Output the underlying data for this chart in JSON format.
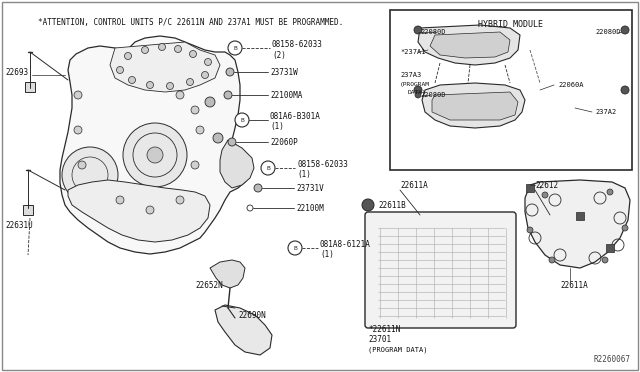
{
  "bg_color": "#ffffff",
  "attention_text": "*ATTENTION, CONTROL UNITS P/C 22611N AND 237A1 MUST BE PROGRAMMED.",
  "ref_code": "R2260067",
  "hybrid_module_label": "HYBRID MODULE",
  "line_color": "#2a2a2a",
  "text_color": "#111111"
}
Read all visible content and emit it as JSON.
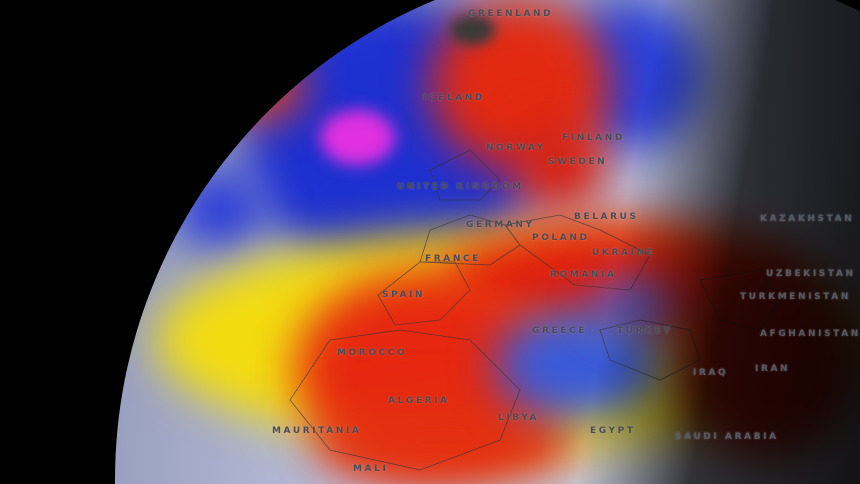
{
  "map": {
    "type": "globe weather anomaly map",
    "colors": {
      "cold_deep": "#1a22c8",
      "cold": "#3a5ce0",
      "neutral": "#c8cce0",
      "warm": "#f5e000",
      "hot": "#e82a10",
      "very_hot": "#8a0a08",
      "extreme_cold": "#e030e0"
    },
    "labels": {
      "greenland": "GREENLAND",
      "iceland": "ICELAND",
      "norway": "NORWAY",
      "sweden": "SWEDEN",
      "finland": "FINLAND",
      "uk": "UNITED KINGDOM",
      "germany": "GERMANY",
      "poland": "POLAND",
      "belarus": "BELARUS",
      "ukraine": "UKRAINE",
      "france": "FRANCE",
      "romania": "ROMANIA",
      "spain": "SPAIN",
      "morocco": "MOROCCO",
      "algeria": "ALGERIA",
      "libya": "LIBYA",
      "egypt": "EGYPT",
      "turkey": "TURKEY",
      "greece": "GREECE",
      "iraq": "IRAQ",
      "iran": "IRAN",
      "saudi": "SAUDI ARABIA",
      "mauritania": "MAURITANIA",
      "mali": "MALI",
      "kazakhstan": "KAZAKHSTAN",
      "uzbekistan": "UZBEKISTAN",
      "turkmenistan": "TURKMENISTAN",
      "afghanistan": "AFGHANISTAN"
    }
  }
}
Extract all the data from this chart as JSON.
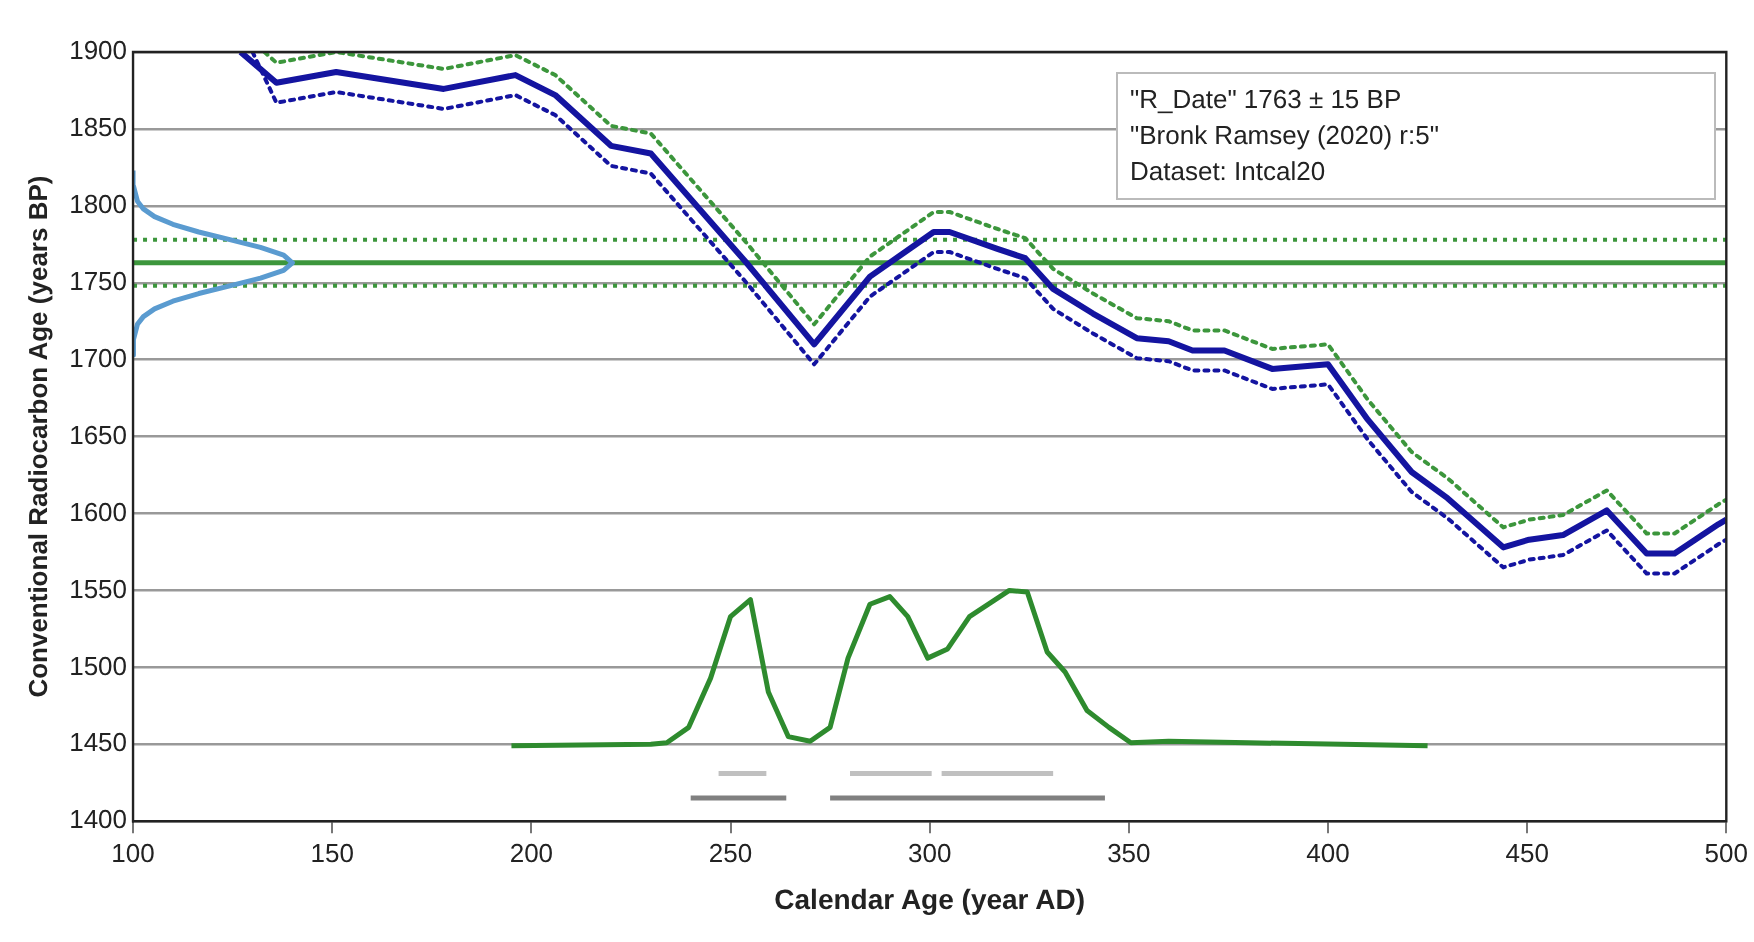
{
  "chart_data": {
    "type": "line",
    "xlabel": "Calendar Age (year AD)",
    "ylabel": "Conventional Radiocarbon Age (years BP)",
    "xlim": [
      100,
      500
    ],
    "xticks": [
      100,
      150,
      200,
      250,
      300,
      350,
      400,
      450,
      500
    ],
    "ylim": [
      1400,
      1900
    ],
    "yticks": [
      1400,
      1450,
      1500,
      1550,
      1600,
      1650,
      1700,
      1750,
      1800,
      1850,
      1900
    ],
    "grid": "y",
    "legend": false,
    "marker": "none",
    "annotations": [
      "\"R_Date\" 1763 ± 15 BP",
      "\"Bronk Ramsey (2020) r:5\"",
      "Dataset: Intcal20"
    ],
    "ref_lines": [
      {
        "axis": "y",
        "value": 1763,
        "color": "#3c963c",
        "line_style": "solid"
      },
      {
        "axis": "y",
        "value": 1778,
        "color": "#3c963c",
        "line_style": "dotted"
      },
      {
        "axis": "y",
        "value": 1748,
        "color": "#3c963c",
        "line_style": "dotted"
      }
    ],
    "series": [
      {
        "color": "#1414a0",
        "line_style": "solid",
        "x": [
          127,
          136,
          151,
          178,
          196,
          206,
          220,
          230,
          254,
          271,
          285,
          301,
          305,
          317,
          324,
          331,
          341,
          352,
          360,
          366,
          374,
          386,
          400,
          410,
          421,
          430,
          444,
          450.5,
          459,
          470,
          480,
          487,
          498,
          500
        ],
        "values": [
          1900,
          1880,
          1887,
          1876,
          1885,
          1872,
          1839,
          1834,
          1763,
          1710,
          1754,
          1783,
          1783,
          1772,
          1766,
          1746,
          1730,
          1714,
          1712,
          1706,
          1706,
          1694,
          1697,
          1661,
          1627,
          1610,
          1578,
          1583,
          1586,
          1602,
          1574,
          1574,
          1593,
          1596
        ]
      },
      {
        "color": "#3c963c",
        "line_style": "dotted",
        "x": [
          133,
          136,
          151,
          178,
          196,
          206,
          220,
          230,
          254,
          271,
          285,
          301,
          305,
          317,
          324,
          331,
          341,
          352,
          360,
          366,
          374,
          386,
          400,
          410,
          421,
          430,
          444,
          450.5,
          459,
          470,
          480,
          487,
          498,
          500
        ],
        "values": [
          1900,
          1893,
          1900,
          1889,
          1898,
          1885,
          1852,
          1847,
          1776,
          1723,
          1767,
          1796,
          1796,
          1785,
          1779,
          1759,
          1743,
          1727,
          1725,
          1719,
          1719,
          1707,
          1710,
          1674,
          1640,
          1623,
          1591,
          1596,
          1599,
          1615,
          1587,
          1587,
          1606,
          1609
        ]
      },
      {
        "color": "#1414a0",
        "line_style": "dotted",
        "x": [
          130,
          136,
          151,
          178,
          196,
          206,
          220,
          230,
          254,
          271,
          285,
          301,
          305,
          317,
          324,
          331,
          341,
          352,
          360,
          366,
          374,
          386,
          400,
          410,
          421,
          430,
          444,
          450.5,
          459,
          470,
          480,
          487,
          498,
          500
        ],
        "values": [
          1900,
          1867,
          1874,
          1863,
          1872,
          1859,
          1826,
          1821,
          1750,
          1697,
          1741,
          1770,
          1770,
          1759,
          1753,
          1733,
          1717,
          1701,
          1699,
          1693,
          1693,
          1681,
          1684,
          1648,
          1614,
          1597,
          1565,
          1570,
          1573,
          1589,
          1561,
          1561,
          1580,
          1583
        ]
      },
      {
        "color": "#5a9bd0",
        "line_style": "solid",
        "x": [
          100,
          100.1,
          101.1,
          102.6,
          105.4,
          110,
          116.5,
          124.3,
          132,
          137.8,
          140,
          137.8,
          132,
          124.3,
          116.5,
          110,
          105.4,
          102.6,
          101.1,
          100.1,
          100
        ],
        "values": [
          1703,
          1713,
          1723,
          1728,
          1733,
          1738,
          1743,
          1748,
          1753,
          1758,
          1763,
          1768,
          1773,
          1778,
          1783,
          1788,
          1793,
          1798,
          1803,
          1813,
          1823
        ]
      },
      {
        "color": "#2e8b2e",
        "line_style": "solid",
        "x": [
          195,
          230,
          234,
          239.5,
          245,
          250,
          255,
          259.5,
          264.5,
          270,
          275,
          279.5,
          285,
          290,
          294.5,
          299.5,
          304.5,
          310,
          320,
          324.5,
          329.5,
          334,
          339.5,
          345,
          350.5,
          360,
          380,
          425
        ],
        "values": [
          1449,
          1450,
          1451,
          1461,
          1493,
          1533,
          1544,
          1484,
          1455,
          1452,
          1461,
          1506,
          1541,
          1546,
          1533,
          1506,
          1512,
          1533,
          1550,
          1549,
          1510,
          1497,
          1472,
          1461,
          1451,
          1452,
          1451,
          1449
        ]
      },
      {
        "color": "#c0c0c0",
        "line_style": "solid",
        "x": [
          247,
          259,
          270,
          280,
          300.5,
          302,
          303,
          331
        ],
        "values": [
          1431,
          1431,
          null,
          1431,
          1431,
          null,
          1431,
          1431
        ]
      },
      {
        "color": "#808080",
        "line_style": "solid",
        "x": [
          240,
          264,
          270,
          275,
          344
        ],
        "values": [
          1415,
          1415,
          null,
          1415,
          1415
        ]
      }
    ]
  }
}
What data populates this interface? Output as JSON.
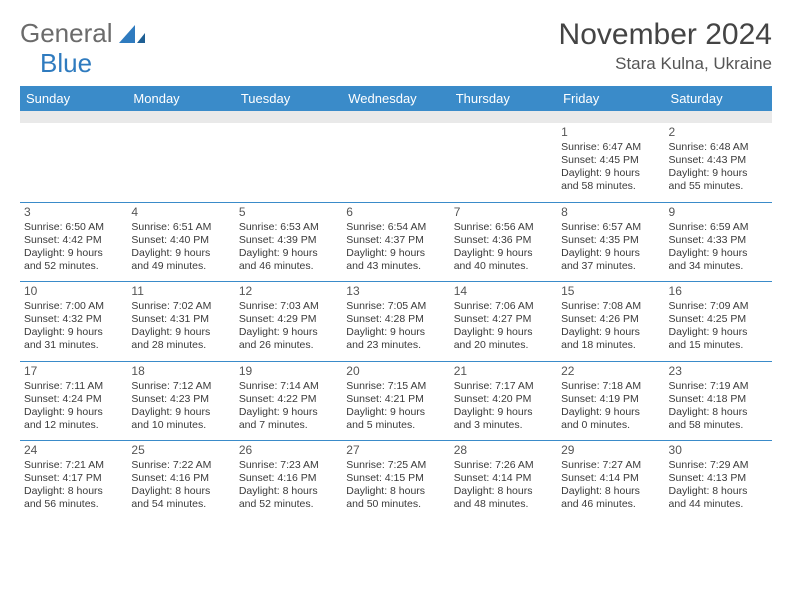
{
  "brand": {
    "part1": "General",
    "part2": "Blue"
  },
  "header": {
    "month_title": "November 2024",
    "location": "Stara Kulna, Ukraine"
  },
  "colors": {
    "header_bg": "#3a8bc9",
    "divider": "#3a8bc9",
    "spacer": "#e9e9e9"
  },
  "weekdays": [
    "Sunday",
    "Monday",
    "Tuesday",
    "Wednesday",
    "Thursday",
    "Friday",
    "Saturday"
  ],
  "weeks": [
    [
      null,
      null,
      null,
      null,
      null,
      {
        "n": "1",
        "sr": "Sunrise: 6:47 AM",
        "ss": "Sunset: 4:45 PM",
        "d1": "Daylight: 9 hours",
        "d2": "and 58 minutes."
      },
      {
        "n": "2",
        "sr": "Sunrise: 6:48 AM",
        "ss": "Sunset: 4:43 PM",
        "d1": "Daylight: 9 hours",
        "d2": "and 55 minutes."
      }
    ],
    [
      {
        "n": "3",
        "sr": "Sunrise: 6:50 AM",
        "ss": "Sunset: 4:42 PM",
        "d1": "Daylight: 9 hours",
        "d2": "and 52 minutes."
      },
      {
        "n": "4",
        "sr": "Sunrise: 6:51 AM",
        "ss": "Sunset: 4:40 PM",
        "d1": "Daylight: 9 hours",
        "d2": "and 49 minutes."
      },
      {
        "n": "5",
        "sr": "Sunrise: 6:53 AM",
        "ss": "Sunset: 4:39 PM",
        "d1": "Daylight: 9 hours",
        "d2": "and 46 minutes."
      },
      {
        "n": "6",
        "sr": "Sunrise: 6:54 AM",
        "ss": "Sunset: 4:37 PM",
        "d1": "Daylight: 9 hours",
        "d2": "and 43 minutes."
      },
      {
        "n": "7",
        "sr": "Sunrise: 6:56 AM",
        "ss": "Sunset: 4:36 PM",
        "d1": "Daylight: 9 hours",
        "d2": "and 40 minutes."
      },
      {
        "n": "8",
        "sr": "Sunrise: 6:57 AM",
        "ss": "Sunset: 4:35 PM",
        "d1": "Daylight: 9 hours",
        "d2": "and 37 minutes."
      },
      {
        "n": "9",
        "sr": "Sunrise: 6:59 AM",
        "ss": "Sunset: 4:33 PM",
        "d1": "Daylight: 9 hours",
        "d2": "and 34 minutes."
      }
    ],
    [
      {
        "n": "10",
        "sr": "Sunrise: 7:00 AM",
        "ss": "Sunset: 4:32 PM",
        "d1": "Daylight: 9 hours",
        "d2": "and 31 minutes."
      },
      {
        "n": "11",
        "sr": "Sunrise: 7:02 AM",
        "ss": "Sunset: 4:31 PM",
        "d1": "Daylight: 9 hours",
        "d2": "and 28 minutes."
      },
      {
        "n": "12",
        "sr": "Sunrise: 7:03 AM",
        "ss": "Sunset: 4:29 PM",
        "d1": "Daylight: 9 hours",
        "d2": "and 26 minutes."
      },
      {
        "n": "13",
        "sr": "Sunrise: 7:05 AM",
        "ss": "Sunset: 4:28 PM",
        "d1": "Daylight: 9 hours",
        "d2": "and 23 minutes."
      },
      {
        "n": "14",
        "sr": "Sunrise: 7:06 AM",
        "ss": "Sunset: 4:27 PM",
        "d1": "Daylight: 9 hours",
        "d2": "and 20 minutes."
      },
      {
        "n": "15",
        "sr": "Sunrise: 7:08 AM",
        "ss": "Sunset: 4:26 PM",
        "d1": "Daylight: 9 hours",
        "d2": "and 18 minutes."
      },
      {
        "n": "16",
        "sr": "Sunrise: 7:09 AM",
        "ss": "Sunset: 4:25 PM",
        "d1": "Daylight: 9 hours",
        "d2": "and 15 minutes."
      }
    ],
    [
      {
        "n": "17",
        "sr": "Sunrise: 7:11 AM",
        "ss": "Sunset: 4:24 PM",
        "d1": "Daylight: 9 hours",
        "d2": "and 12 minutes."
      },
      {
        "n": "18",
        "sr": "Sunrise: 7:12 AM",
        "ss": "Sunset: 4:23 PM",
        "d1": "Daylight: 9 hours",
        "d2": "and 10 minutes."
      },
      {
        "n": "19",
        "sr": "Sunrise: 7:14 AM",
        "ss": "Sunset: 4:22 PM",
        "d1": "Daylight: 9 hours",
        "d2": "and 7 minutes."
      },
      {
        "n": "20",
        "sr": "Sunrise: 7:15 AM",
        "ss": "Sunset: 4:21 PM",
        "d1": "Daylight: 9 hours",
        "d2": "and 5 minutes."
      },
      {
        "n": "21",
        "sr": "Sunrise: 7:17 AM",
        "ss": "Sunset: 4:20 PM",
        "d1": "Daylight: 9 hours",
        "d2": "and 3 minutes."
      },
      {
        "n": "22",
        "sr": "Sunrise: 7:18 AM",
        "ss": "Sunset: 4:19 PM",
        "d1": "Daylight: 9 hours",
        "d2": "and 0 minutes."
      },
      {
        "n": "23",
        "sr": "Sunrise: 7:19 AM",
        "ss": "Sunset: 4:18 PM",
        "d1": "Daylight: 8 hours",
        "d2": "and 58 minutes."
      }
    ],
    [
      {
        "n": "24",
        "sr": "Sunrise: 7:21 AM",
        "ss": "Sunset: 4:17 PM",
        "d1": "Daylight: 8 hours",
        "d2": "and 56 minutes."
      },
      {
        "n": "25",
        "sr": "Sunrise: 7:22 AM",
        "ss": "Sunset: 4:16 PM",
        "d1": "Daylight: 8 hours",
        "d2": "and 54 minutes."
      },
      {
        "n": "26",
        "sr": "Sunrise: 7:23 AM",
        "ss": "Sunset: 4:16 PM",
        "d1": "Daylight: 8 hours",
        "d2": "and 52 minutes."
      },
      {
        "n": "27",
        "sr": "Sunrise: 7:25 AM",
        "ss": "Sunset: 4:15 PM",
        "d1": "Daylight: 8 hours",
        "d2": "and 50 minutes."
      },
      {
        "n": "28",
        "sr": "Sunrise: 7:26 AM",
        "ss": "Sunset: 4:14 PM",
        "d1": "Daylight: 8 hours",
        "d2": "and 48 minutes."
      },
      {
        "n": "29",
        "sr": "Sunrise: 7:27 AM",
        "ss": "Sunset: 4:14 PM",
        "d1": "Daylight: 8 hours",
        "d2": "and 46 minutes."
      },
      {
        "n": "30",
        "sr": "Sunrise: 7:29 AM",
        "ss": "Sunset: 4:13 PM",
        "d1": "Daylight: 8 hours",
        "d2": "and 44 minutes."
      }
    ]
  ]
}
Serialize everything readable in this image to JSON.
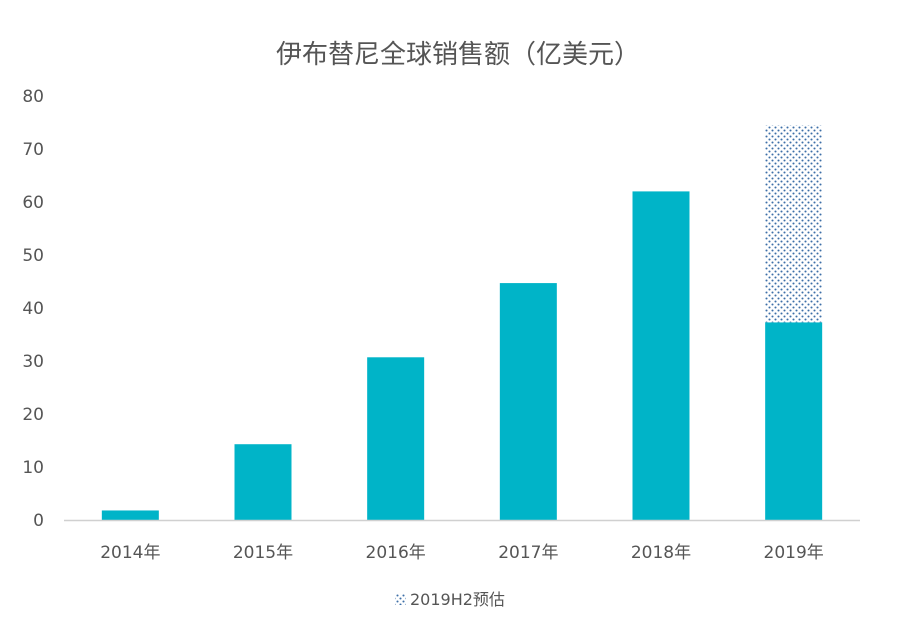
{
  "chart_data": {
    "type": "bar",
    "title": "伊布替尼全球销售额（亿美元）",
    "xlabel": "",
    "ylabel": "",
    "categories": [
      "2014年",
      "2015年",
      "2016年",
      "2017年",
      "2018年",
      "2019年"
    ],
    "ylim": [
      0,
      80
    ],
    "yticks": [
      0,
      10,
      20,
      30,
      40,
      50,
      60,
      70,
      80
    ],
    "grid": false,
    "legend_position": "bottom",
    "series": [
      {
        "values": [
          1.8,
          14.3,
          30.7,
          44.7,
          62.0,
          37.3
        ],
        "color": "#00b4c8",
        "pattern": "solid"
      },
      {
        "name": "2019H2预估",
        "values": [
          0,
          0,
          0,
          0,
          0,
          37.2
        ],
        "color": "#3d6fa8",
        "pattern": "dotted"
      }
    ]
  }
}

-=-=-

WRITTEN PROBLEM ->
Determine how many lines of this listing contain "ylabel", and give only the number.

RESULT OF THE EXERCISE ->
2